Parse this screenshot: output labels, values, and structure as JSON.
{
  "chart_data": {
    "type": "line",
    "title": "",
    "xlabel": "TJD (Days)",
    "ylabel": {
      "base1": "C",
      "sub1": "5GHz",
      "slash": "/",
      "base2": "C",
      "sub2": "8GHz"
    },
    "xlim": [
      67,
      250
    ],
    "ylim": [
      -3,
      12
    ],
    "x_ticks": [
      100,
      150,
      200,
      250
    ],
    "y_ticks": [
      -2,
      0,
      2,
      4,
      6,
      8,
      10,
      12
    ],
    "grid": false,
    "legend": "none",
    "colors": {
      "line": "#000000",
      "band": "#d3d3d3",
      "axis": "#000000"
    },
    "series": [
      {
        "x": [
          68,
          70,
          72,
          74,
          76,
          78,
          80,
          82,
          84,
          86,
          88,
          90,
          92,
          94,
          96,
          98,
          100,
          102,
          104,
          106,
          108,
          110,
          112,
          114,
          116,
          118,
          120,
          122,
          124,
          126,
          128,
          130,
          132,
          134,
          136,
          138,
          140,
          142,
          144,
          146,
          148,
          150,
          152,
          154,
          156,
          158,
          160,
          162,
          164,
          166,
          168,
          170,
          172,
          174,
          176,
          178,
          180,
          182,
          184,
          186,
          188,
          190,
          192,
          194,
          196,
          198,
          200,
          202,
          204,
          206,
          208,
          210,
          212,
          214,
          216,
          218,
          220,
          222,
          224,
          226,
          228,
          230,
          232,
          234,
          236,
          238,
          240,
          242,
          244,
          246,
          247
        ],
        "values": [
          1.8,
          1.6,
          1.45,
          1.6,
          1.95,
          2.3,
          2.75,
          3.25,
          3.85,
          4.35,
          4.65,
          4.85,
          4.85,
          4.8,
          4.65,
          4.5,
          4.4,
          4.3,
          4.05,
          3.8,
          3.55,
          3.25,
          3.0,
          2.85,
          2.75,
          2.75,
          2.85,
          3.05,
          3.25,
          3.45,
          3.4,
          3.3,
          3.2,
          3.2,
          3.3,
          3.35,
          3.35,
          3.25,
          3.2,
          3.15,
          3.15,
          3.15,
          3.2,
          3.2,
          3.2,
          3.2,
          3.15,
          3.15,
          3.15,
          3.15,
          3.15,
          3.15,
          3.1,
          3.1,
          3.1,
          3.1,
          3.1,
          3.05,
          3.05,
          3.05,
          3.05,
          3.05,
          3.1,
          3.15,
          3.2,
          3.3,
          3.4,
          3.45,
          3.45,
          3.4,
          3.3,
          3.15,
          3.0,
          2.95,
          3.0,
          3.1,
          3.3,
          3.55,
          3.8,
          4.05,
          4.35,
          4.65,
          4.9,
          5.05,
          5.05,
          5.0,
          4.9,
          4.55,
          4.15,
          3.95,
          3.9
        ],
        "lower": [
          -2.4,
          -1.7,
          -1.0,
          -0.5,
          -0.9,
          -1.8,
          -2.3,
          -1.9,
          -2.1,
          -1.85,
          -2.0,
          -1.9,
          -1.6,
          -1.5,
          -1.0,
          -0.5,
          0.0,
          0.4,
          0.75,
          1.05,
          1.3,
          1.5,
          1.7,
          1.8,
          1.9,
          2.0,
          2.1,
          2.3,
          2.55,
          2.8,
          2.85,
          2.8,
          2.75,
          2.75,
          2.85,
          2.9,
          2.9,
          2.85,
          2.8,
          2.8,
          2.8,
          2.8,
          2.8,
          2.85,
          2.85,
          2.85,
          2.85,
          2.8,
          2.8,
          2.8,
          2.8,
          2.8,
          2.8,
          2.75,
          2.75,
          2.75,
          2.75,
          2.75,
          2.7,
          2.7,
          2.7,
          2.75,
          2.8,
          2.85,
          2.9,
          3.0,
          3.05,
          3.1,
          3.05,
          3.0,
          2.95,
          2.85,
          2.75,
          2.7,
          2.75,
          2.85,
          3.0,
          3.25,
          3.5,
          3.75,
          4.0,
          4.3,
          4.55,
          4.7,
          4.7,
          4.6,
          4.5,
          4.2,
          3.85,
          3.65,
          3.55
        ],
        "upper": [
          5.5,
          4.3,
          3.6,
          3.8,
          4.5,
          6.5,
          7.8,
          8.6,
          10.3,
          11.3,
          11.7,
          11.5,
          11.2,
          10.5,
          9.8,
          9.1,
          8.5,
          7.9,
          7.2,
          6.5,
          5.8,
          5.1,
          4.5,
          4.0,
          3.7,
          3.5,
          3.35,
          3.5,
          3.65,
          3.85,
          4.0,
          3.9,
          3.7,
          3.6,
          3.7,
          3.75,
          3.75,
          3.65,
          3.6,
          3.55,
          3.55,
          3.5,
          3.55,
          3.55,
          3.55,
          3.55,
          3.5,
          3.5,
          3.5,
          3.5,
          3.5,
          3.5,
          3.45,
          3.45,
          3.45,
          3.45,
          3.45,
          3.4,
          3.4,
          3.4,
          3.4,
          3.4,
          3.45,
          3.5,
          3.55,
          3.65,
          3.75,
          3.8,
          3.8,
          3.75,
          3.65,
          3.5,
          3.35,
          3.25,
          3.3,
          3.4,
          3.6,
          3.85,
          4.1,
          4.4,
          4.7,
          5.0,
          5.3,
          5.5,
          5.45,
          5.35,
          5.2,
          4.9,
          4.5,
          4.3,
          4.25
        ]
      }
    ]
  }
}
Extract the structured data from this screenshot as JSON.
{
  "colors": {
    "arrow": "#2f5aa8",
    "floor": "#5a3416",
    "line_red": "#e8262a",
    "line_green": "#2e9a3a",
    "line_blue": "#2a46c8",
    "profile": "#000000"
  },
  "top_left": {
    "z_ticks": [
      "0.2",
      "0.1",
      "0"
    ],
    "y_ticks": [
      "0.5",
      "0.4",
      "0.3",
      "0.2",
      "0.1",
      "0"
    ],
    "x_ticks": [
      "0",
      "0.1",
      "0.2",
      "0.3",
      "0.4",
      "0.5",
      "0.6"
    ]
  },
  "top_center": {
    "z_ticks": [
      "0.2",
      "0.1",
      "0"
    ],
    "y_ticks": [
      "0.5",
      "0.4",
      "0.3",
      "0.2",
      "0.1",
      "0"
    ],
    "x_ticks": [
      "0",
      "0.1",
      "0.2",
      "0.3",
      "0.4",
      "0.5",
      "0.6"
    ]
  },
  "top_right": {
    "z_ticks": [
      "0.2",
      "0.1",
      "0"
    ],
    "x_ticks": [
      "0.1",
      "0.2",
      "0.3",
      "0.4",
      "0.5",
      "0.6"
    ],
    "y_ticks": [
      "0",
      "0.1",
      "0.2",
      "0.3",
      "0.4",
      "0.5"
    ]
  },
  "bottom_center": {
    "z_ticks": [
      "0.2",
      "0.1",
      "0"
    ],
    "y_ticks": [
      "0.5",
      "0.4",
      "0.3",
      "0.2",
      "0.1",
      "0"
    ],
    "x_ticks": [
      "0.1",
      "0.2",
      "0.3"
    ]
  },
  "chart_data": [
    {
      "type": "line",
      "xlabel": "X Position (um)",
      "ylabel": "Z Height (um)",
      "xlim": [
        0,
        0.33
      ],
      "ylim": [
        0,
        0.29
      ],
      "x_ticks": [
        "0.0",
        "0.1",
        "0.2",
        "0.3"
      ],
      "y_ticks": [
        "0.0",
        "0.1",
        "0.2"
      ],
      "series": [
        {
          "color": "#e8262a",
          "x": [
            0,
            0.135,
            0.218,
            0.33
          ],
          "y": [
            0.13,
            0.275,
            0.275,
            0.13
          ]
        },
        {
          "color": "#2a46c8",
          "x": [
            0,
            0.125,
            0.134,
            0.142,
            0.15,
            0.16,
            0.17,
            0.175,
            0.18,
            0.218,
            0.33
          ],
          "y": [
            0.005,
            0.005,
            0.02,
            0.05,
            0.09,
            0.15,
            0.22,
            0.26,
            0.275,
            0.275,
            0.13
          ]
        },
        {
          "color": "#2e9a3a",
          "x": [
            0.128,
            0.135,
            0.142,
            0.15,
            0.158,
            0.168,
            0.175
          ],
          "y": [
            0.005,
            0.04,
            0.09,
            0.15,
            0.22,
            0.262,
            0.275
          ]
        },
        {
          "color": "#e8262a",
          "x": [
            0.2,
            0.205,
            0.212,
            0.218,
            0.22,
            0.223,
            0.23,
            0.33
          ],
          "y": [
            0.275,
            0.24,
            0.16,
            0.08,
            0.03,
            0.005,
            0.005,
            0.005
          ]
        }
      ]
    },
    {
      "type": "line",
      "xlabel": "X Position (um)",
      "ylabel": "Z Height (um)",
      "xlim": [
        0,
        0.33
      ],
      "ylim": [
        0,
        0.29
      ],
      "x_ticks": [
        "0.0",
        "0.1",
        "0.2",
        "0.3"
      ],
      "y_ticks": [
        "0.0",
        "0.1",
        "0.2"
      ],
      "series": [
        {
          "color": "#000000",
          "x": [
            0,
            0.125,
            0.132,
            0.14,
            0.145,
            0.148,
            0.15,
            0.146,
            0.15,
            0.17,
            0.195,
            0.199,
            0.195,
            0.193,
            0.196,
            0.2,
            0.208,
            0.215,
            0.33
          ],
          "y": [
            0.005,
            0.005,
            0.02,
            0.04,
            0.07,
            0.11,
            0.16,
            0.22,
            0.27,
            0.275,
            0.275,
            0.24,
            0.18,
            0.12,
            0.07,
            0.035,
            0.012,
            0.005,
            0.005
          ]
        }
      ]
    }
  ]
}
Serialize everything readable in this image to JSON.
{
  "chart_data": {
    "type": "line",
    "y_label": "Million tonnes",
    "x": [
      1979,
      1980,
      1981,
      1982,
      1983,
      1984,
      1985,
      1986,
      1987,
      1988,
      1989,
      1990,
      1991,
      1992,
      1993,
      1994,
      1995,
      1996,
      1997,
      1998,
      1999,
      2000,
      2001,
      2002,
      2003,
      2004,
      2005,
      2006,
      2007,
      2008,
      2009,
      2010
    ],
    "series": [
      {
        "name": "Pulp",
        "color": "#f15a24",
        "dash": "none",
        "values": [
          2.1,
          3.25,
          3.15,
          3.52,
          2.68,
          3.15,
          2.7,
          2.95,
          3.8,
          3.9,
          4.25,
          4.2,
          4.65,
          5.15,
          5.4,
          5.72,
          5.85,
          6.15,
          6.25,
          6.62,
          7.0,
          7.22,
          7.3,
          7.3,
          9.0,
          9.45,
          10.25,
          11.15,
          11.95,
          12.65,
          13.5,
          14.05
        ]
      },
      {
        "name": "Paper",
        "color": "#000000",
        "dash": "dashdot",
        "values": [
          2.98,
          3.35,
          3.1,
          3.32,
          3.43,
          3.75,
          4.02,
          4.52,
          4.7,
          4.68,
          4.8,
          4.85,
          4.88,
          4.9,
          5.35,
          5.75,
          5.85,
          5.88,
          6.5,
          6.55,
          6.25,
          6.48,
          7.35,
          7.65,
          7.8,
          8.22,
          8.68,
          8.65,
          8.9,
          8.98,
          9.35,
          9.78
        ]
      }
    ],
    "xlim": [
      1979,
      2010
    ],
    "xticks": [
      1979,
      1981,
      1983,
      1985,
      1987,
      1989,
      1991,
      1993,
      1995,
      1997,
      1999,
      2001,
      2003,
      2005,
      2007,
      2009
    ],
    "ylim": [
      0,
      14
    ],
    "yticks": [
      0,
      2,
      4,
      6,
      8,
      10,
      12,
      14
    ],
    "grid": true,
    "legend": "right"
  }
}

◆ ◆ ◆ ◆ ◆

### Task objective
Check each line of the entries above, and show every one holding the word "this".

### Exercise solution
Parse this screenshot: output labels, values, and structure as JSON.
Extract the structured data from this screenshot as JSON.
Serialize everything readable in this image to JSON.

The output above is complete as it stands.